**EXERCISE OBJECTIVE**
Find each line with the string "annealing" and copy it.

**INFORMATION PROVIDED**
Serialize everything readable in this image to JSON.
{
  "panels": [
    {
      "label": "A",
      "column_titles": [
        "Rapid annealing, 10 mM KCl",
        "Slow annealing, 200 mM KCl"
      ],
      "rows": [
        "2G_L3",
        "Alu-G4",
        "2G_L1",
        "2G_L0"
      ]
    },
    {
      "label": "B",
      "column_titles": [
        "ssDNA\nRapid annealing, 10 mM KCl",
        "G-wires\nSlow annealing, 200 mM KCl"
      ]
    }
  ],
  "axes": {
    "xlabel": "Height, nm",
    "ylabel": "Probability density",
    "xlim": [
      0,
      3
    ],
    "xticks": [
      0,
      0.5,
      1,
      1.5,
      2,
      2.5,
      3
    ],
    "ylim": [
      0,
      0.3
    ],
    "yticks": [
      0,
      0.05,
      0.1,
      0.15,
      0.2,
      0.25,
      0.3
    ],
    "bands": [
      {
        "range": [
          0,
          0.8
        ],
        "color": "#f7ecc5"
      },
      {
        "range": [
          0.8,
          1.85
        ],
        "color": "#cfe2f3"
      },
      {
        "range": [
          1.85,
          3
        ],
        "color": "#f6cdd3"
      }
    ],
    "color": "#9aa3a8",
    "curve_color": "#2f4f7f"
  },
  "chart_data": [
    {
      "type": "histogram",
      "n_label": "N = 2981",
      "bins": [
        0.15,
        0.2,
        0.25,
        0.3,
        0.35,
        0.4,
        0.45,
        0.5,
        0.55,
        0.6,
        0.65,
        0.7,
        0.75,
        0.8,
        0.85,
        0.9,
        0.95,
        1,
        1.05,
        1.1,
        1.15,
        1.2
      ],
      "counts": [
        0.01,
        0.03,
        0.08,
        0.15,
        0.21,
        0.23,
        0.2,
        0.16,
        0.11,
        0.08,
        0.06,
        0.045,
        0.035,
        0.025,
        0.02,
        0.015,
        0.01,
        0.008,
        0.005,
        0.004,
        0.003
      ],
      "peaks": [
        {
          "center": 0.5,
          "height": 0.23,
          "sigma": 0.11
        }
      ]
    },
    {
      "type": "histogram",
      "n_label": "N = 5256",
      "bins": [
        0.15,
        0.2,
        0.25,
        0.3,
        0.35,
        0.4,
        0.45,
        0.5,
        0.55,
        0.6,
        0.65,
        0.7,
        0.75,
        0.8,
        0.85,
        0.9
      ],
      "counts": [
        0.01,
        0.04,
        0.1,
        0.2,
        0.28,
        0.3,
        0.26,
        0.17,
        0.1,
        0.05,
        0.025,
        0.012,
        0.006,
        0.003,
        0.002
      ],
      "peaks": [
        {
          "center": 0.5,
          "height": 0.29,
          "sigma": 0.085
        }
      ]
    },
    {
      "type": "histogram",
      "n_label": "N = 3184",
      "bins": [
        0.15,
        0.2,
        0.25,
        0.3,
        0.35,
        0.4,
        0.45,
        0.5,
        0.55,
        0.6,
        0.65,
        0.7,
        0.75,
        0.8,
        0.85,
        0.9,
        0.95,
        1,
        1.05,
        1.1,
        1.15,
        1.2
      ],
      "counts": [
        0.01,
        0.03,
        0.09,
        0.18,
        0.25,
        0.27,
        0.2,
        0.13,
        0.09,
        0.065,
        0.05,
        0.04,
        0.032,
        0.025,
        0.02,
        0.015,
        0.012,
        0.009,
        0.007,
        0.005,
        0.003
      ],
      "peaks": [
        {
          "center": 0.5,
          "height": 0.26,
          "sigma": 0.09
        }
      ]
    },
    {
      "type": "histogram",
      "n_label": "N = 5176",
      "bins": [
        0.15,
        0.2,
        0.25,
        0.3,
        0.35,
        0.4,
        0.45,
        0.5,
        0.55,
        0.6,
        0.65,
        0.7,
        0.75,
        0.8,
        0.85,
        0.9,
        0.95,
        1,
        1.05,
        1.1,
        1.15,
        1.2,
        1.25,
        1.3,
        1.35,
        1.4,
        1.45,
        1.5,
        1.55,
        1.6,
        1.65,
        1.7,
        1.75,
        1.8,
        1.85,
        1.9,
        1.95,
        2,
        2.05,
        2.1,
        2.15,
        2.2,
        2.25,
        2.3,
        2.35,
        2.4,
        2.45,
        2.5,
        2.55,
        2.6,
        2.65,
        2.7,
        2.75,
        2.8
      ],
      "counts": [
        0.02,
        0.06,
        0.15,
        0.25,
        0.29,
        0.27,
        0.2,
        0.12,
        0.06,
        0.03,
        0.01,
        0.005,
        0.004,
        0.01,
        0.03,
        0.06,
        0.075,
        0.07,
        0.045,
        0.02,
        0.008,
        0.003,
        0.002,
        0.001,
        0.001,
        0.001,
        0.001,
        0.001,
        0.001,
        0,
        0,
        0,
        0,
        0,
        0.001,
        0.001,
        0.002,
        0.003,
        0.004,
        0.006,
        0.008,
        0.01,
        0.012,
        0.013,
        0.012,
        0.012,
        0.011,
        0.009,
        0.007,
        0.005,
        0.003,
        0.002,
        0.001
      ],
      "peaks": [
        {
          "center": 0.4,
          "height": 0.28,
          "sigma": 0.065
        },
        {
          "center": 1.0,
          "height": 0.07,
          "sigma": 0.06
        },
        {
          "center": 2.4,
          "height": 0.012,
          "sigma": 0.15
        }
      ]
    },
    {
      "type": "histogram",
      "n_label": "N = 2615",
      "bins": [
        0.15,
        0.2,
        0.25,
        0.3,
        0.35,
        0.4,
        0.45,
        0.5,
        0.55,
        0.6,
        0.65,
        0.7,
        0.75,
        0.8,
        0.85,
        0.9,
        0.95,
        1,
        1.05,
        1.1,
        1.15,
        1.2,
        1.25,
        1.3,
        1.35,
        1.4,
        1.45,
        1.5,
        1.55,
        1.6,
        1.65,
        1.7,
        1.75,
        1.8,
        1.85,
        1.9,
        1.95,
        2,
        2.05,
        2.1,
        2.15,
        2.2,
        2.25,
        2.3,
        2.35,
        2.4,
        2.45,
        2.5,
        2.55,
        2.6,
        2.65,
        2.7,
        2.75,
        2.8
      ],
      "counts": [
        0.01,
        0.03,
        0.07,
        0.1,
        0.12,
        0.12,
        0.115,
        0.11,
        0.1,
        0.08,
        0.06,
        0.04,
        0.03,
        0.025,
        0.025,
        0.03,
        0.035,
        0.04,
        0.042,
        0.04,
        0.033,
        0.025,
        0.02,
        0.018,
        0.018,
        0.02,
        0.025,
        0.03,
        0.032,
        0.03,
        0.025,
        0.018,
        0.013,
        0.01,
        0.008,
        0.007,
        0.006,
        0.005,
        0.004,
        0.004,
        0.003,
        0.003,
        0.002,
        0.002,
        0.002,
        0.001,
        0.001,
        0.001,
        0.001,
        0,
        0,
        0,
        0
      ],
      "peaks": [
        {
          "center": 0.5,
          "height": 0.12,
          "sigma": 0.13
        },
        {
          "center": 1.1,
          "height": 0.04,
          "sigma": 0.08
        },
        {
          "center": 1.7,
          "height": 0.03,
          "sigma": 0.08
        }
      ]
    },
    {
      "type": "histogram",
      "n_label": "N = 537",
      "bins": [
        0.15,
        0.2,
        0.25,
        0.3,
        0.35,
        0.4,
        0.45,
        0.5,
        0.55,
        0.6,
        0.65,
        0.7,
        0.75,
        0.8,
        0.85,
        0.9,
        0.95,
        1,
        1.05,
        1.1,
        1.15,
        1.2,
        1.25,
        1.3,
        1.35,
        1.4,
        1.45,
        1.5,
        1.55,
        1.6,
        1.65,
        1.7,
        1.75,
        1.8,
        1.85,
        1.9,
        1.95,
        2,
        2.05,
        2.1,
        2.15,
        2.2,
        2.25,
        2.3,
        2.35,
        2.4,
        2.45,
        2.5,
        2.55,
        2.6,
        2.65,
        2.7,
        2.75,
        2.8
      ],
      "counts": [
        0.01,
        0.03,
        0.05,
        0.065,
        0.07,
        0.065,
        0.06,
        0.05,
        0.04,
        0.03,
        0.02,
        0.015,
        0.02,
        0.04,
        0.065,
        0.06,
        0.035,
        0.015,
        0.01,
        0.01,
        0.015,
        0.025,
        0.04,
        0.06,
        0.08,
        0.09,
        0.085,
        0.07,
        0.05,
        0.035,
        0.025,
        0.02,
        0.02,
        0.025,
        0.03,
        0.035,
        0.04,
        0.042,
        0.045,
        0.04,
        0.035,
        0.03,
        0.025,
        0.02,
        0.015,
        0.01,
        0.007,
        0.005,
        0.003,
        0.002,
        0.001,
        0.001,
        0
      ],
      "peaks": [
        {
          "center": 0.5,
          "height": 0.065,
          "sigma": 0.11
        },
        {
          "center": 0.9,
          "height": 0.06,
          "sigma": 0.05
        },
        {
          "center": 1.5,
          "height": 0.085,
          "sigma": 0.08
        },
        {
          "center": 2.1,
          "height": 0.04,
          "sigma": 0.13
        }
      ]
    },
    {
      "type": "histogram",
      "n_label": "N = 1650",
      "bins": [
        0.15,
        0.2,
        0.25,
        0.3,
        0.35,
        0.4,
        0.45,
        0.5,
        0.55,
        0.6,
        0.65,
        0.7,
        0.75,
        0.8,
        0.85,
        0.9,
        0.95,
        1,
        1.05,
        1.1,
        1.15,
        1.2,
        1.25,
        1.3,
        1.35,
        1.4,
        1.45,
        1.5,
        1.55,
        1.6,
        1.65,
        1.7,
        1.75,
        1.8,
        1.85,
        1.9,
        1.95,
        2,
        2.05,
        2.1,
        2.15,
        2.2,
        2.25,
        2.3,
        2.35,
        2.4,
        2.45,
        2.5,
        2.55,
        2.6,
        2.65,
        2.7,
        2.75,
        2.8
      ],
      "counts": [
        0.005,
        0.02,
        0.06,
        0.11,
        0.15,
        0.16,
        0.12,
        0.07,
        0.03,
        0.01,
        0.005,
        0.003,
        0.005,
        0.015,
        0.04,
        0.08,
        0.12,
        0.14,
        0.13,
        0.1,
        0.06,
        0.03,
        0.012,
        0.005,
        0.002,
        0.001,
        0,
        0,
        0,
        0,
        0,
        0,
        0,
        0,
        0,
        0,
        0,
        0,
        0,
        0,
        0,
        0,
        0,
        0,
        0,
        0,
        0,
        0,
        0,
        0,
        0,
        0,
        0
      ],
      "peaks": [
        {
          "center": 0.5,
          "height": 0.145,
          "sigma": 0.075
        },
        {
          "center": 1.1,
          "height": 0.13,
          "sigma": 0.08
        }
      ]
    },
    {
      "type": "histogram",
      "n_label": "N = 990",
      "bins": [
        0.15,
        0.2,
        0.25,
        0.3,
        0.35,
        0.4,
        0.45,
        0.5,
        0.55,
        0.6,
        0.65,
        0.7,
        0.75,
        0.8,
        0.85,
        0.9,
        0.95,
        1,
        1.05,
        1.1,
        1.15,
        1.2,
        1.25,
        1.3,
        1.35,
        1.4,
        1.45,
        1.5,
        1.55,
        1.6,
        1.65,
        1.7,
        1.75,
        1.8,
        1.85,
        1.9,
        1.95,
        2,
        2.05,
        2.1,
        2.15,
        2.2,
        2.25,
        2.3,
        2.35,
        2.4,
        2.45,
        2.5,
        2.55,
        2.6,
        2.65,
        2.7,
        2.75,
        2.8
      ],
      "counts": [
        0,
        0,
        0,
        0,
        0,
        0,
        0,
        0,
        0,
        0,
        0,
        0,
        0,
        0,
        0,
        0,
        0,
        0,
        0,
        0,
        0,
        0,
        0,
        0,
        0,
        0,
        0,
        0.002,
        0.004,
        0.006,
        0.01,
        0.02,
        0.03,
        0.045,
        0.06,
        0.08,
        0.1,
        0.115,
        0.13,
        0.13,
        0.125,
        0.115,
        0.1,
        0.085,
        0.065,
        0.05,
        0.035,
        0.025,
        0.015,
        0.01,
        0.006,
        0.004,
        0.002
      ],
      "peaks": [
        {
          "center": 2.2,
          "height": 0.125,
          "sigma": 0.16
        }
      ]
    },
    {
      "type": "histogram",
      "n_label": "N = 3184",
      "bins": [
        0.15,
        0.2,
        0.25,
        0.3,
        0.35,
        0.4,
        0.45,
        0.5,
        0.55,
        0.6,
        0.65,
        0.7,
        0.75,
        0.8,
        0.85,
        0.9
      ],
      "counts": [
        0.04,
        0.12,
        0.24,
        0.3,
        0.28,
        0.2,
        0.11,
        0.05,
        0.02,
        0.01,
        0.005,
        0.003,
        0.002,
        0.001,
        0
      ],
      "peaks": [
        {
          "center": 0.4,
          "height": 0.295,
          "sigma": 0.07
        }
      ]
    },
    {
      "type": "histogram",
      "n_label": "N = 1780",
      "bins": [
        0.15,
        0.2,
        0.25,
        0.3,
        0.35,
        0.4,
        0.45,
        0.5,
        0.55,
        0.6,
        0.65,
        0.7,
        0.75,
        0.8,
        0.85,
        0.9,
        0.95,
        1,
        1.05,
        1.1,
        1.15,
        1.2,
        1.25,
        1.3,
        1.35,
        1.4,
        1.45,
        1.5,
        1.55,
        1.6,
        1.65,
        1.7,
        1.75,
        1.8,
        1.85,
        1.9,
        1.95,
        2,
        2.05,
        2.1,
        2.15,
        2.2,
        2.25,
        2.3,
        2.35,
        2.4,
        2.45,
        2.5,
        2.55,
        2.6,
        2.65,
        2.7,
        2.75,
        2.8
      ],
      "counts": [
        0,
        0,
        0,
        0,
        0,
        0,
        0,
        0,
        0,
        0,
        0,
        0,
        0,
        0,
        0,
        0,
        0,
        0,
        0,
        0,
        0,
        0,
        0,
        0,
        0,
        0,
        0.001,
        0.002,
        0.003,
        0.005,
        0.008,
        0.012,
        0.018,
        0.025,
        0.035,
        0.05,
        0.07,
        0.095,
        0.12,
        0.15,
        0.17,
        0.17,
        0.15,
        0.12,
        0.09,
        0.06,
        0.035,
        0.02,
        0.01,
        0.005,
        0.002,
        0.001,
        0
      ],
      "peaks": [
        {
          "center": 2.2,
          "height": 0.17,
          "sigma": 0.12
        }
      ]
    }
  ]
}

**COMPLETE RESPONSE**
        "Rapid annealing, 10 mM KCl",
        "Slow annealing, 200 mM KCl"
        "ssDNA\nRapid annealing, 10 mM KCl",
        "G-wires\nSlow annealing, 200 mM KCl"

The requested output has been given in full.